#### REQUIRED WORK:
Retype the whole listing, please, keeping every line exact and dropping the pictures.

Saved data entries
__________

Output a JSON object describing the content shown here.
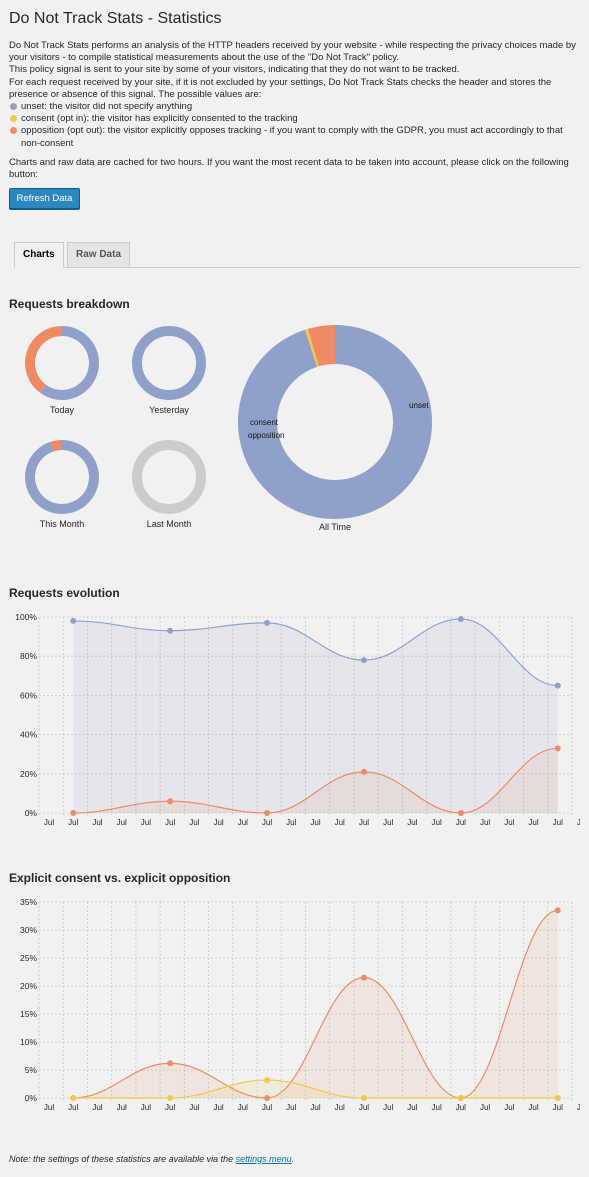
{
  "page": {
    "title": "Do Not Track Stats - Statistics",
    "intro_line1": "Do Not Track Stats performs an analysis of the HTTP headers received by your website - while respecting the privacy choices made by your visitors - to compile statistical measurements about the use of the \"Do Not Track\" policy.",
    "intro_line2": "This policy signal is sent to your site by some of your visitors, indicating that they do not want to be tracked.",
    "intro_line3": "For each request received by your site, if it is not excluded by your settings, Do Not Track Stats checks the header and stores the presence or absence of this signal. The possible values are:",
    "values": [
      {
        "text": "unset: the visitor did not specify anything",
        "color": "#8fa0cb"
      },
      {
        "text": "consent (opt in): the visitor has explicitly consented to the tracking",
        "color": "#f0c94b"
      },
      {
        "text": "opposition (opt out): the visitor explicitly opposes tracking - if you want to comply with the GDPR, you must act accordingly to that non-consent",
        "color": "#ef8a62"
      }
    ],
    "cache_text": "Charts and raw data are cached for two hours. If you want the most recent data to be taken into account, please click on the following button:",
    "refresh_label": "Refresh Data",
    "tabs": [
      "Charts",
      "Raw Data"
    ],
    "note_prefix": "Note: the settings of these statistics are available via the ",
    "note_link": "settings menu",
    "note_suffix": "."
  },
  "colors": {
    "unset": "#8fa0cb",
    "consent": "#f0c94b",
    "opposition": "#ef8a62",
    "empty": "#cccccc"
  },
  "chart_data": [
    {
      "type": "pie",
      "title": "Requests breakdown",
      "donuts": [
        {
          "label": "Today",
          "unset": 0.6,
          "consent": 0,
          "opposition": 0.4
        },
        {
          "label": "Yesterday",
          "unset": 1.0,
          "consent": 0,
          "opposition": 0
        },
        {
          "label": "This Month",
          "unset": 0.95,
          "consent": 0,
          "opposition": 0.05
        },
        {
          "label": "Last Month",
          "unset": 0,
          "consent": 0,
          "opposition": 0,
          "empty": true
        },
        {
          "label": "All Time",
          "unset": 0.95,
          "consent": 0.005,
          "opposition": 0.045,
          "slice_labels": [
            "unset",
            "consent",
            "opposition"
          ]
        }
      ]
    },
    {
      "type": "area",
      "title": "Requests evolution",
      "y_ticks": [
        "100%",
        "80%",
        "60%",
        "40%",
        "20%",
        "0%"
      ],
      "ylim": [
        0,
        100
      ],
      "x_tick_label": "Jul",
      "x_tick_count": 23,
      "series": [
        {
          "name": "unset",
          "values": [
            98,
            93,
            97,
            78,
            99,
            65
          ]
        },
        {
          "name": "opposition",
          "values": [
            0,
            6,
            0,
            21,
            0,
            33
          ]
        }
      ]
    },
    {
      "type": "area",
      "title": "Explicit consent vs. explicit opposition",
      "y_ticks": [
        "35%",
        "30%",
        "25%",
        "20%",
        "15%",
        "10%",
        "5%",
        "0%"
      ],
      "ylim": [
        0,
        35
      ],
      "x_tick_label": "Jul",
      "x_tick_count": 23,
      "series": [
        {
          "name": "opposition",
          "values": [
            0,
            6.2,
            0,
            21.5,
            0,
            33.5
          ]
        },
        {
          "name": "consent",
          "values": [
            0,
            0,
            3.2,
            0,
            0,
            0
          ]
        }
      ]
    }
  ]
}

__________

#### EXERCISE SOLUTION:
Output a JSON object describing the content shown here.
{
  "page": {
    "title": "Do Not Track Stats - Statistics",
    "intro_line1": "Do Not Track Stats performs an analysis of the HTTP headers received by your website - while respecting the privacy choices made by your visitors - to compile statistical measurements about the use of the \"Do Not Track\" policy.",
    "intro_line2": "This policy signal is sent to your site by some of your visitors, indicating that they do not want to be tracked.",
    "intro_line3": "For each request received by your site, if it is not excluded by your settings, Do Not Track Stats checks the header and stores the presence or absence of this signal. The possible values are:",
    "values": [
      {
        "text": "unset: the visitor did not specify anything",
        "color": "#8fa0cb"
      },
      {
        "text": "consent (opt in): the visitor has explicitly consented to the tracking",
        "color": "#f0c94b"
      },
      {
        "text": "opposition (opt out): the visitor explicitly opposes tracking - if you want to comply with the GDPR, you must act accordingly to that non-consent",
        "color": "#ef8a62"
      }
    ],
    "cache_text": "Charts and raw data are cached for two hours. If you want the most recent data to be taken into account, please click on the following button:",
    "refresh_label": "Refresh Data",
    "tabs": [
      "Charts",
      "Raw Data"
    ],
    "note_prefix": "Note: the settings of these statistics are available via the ",
    "note_link": "settings menu",
    "note_suffix": "."
  },
  "colors": {
    "unset": "#8fa0cb",
    "consent": "#f0c94b",
    "opposition": "#ef8a62",
    "empty": "#cccccc"
  },
  "chart_data": [
    {
      "type": "pie",
      "title": "Requests breakdown",
      "donuts": [
        {
          "label": "Today",
          "unset": 0.6,
          "consent": 0,
          "opposition": 0.4
        },
        {
          "label": "Yesterday",
          "unset": 1.0,
          "consent": 0,
          "opposition": 0
        },
        {
          "label": "This Month",
          "unset": 0.95,
          "consent": 0,
          "opposition": 0.05
        },
        {
          "label": "Last Month",
          "unset": 0,
          "consent": 0,
          "opposition": 0,
          "empty": true
        },
        {
          "label": "All Time",
          "unset": 0.95,
          "consent": 0.005,
          "opposition": 0.045,
          "slice_labels": [
            "unset",
            "consent",
            "opposition"
          ]
        }
      ]
    },
    {
      "type": "area",
      "title": "Requests evolution",
      "y_ticks": [
        "100%",
        "80%",
        "60%",
        "40%",
        "20%",
        "0%"
      ],
      "ylim": [
        0,
        100
      ],
      "x_tick_label": "Jul",
      "x_tick_count": 23,
      "series": [
        {
          "name": "unset",
          "values": [
            98,
            93,
            97,
            78,
            99,
            65
          ]
        },
        {
          "name": "opposition",
          "values": [
            0,
            6,
            0,
            21,
            0,
            33
          ]
        }
      ]
    },
    {
      "type": "area",
      "title": "Explicit consent vs. explicit opposition",
      "y_ticks": [
        "35%",
        "30%",
        "25%",
        "20%",
        "15%",
        "10%",
        "5%",
        "0%"
      ],
      "ylim": [
        0,
        35
      ],
      "x_tick_label": "Jul",
      "x_tick_count": 23,
      "series": [
        {
          "name": "opposition",
          "values": [
            0,
            6.2,
            0,
            21.5,
            0,
            33.5
          ]
        },
        {
          "name": "consent",
          "values": [
            0,
            0,
            3.2,
            0,
            0,
            0
          ]
        }
      ]
    }
  ]
}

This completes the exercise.